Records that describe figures
● ● ● ● ●

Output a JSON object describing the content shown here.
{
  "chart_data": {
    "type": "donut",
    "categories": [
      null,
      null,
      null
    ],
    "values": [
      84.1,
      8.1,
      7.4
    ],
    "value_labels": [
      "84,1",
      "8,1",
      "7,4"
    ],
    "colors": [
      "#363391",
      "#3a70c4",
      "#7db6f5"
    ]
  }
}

● ● ● ● ●

# [SET TASK]
Take the entries above and transcribe them in full.

# [FINAL ANSWER]
Output a JSON object describing the content shown here.
{
  "chart_data": {
    "type": "donut",
    "categories": [
      null,
      null,
      null
    ],
    "values": [
      84.1,
      8.1,
      7.4
    ],
    "value_labels": [
      "84,1",
      "8,1",
      "7,4"
    ],
    "colors": [
      "#363391",
      "#3a70c4",
      "#7db6f5"
    ]
  }
}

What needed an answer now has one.